— start of Stored data —
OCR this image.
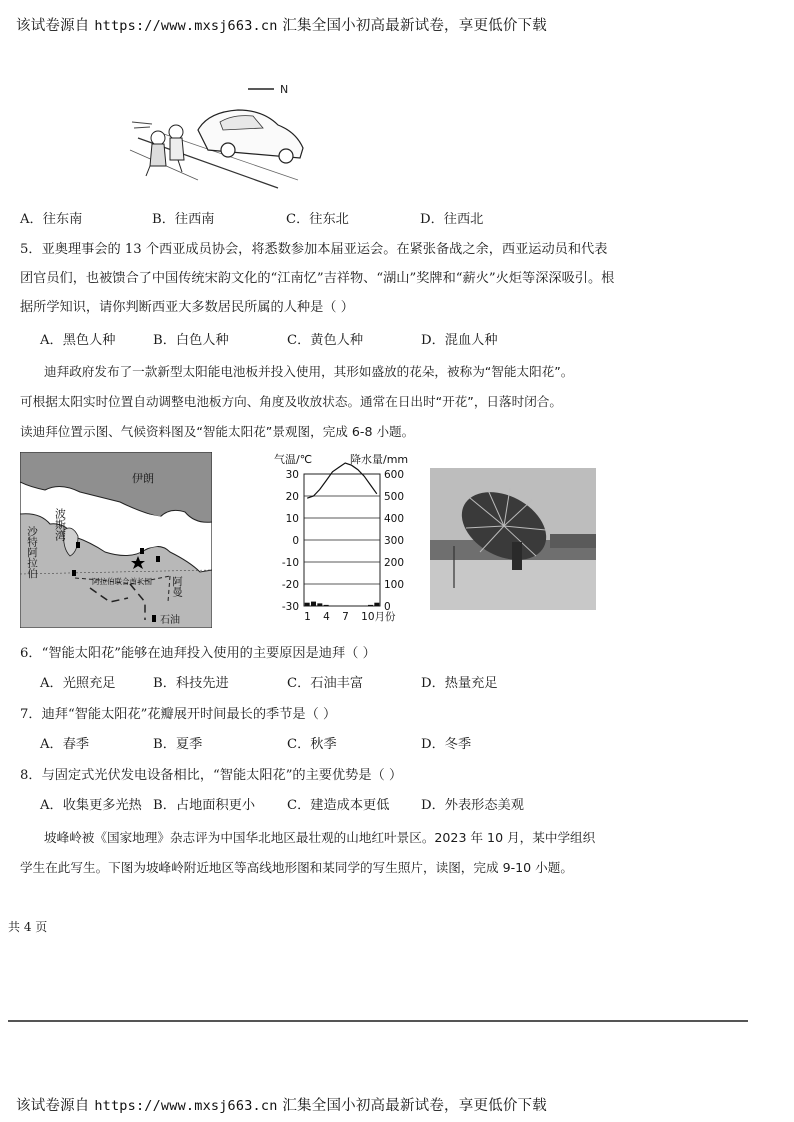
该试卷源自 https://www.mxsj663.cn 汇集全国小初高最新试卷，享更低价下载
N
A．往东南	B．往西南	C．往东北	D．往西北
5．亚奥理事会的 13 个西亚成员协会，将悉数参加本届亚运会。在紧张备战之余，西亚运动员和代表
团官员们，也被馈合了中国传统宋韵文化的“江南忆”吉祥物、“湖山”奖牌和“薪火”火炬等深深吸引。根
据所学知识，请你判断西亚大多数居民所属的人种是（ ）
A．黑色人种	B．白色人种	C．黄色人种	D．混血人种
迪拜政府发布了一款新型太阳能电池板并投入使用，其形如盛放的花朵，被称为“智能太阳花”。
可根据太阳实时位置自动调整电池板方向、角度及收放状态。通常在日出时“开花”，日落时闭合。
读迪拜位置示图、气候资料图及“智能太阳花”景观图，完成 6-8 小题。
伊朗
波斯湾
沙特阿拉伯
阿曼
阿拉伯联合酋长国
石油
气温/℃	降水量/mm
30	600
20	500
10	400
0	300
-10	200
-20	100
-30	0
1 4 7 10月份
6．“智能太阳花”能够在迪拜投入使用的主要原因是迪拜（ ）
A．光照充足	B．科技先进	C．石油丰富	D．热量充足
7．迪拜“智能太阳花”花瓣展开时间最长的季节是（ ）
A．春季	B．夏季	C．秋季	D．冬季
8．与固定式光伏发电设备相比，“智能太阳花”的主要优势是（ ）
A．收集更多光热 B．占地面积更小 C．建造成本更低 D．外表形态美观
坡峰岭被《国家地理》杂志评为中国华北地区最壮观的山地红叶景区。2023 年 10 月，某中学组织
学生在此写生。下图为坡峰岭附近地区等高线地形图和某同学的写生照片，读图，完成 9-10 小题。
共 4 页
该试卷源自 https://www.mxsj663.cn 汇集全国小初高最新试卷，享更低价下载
— end of Stored data —
— start of Stored data —
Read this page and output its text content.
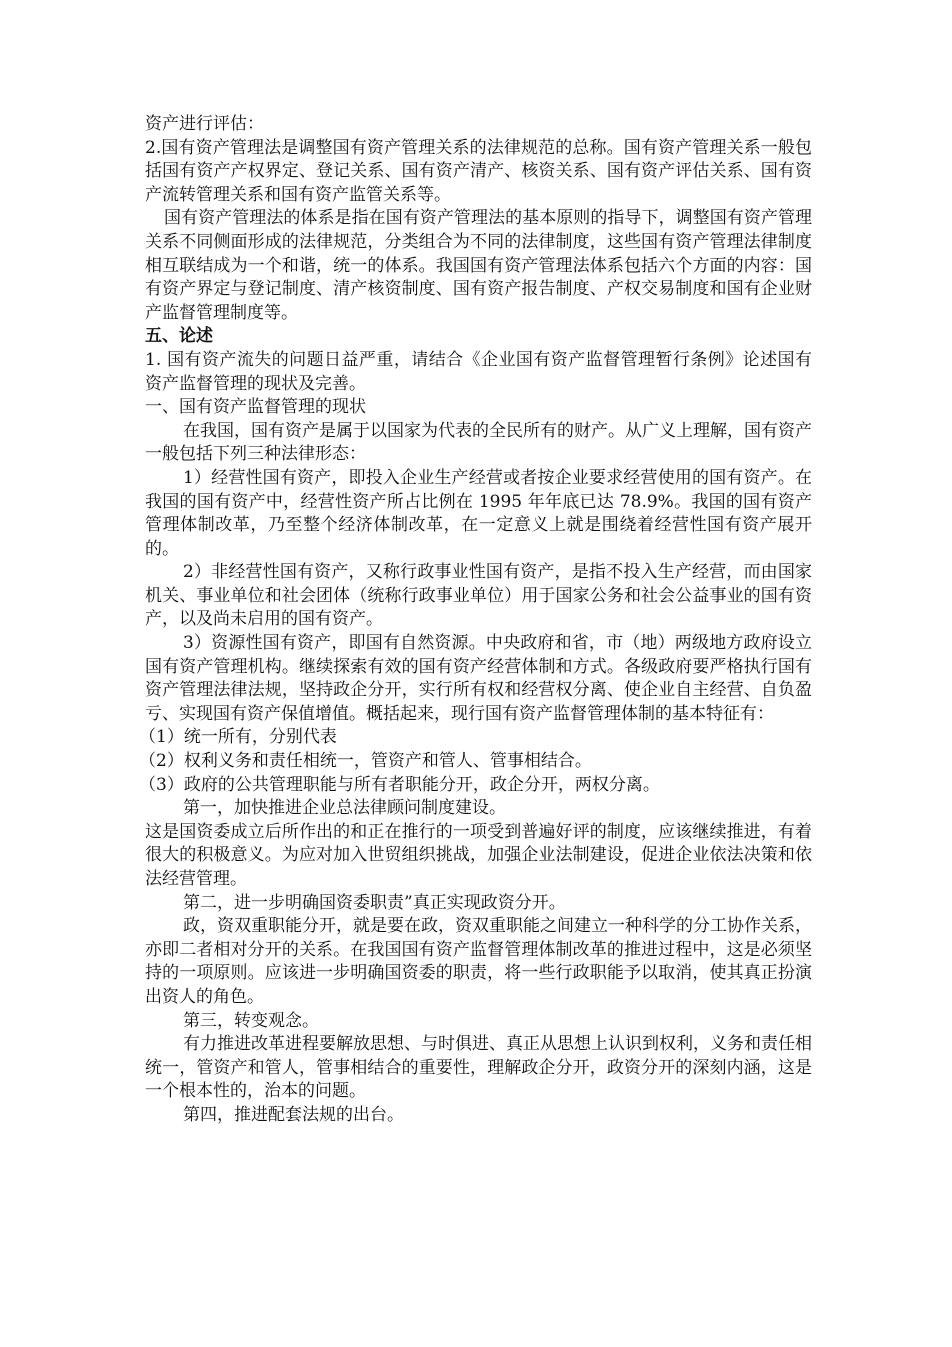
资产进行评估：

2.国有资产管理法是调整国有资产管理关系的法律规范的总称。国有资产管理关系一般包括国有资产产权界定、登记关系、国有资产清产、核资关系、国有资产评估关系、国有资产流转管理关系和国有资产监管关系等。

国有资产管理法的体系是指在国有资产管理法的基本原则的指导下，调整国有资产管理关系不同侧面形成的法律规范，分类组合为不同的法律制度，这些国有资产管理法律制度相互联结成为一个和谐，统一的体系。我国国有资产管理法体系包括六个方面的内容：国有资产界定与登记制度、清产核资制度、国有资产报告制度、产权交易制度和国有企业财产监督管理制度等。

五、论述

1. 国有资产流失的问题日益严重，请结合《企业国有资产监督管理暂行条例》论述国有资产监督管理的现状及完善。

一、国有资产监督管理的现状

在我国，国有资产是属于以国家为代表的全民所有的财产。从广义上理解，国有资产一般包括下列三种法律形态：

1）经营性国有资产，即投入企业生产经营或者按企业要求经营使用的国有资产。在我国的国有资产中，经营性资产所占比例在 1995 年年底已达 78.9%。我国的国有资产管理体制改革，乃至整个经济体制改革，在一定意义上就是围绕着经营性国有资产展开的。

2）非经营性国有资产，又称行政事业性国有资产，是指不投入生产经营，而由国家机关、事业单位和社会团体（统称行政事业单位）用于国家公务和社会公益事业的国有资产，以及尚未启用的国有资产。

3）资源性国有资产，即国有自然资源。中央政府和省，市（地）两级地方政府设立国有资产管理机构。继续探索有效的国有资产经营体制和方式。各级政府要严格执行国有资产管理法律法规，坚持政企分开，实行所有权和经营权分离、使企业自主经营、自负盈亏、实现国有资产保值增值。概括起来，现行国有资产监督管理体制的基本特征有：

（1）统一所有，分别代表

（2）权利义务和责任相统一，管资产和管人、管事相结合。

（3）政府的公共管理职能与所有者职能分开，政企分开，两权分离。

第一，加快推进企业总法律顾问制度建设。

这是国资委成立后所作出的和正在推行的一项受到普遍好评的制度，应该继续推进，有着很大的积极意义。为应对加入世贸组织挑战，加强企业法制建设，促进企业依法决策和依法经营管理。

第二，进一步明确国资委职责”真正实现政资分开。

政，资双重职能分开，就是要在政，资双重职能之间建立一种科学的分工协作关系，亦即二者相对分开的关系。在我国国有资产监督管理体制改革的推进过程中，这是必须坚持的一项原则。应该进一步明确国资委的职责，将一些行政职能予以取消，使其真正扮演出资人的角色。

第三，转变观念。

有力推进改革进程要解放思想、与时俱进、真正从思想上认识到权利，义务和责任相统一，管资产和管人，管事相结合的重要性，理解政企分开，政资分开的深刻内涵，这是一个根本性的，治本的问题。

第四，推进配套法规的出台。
— end of Stored data —
**Task statement**
Find every line in the records that contains the word "管资产和管人"; copy those lines.

**Solution for this problem**
（2）权利义务和责任相统一，管资产和管人、管事相结合。
有力推进改革进程要解放思想、与时俱进、真正从思想上认识到权利，义务和责任相统一，管资产和管人，管事相结合的重要性，理解政企分开，政资分开的深刻内涵，这是一个根本性的，治本的问题。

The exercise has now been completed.